### Collected data entries
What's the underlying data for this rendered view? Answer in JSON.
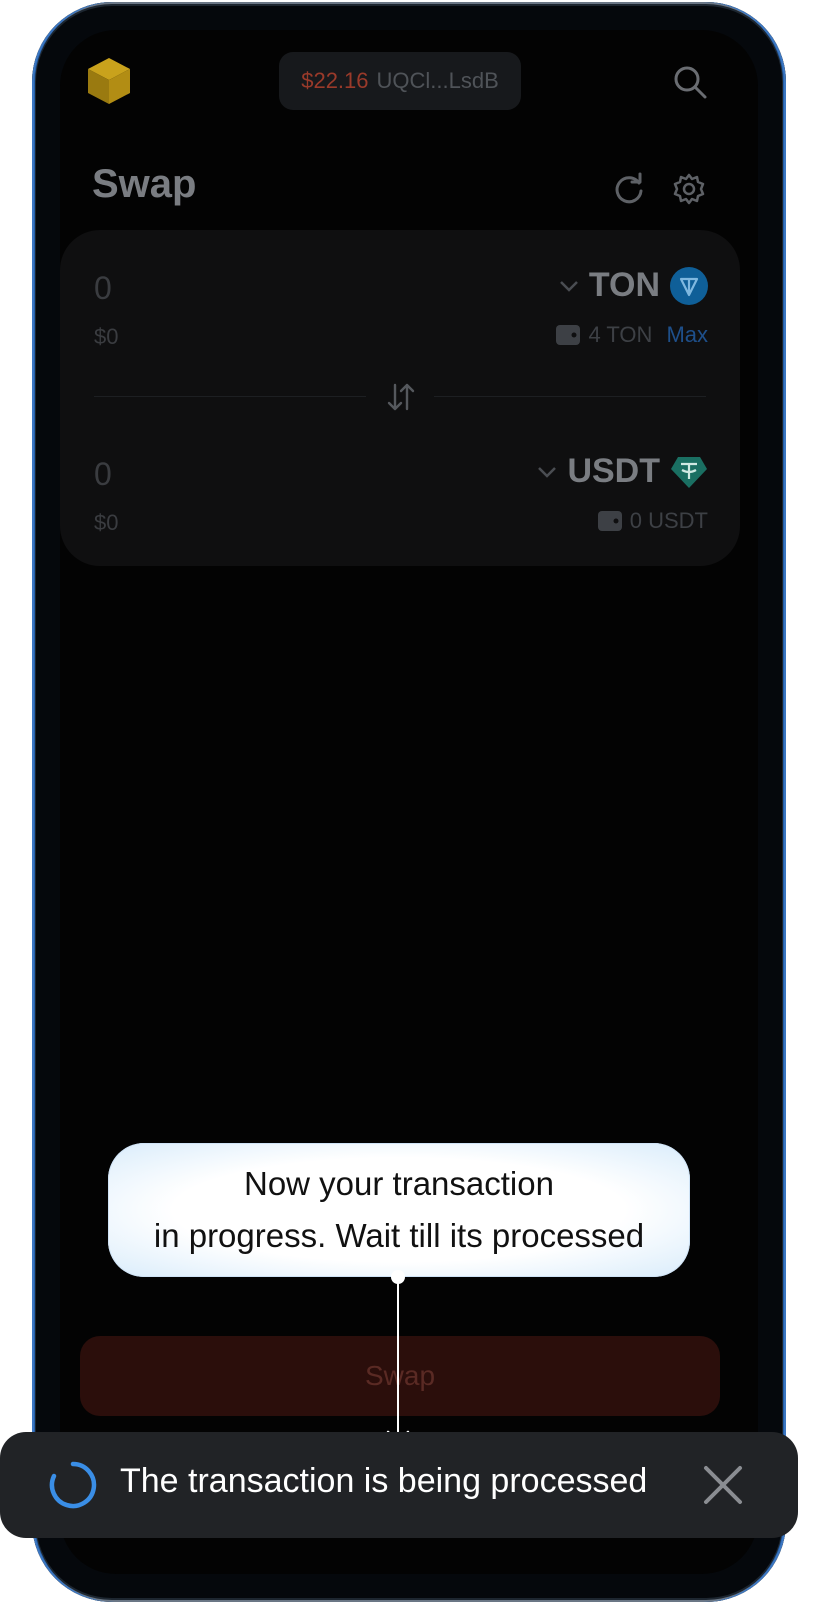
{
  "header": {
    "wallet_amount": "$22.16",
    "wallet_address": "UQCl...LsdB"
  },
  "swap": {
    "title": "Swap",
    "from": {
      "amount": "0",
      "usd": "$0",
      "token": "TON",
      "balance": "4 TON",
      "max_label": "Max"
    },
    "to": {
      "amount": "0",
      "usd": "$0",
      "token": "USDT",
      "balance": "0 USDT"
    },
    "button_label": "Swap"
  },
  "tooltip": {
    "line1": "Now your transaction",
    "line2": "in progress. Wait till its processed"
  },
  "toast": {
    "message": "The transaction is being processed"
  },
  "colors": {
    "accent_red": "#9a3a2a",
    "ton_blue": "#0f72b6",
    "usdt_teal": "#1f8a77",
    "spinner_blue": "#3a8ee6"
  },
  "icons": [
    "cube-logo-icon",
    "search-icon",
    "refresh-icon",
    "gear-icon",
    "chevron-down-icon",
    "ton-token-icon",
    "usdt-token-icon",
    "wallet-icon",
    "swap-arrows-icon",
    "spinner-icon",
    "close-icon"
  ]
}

### AIM OF THE EXERCISE
Repeat all of the data above word for word, minus the pictures.

### FINAL RESULT
What's the underlying data for this rendered view? Answer in JSON.
{
  "header": {
    "wallet_amount": "$22.16",
    "wallet_address": "UQCl...LsdB"
  },
  "swap": {
    "title": "Swap",
    "from": {
      "amount": "0",
      "usd": "$0",
      "token": "TON",
      "balance": "4 TON",
      "max_label": "Max"
    },
    "to": {
      "amount": "0",
      "usd": "$0",
      "token": "USDT",
      "balance": "0 USDT"
    },
    "button_label": "Swap"
  },
  "tooltip": {
    "line1": "Now your transaction",
    "line2": "in progress. Wait till its processed"
  },
  "toast": {
    "message": "The transaction is being processed"
  },
  "colors": {
    "accent_red": "#9a3a2a",
    "ton_blue": "#0f72b6",
    "usdt_teal": "#1f8a77",
    "spinner_blue": "#3a8ee6"
  },
  "icons": [
    "cube-logo-icon",
    "search-icon",
    "refresh-icon",
    "gear-icon",
    "chevron-down-icon",
    "ton-token-icon",
    "usdt-token-icon",
    "wallet-icon",
    "swap-arrows-icon",
    "spinner-icon",
    "close-icon"
  ]
}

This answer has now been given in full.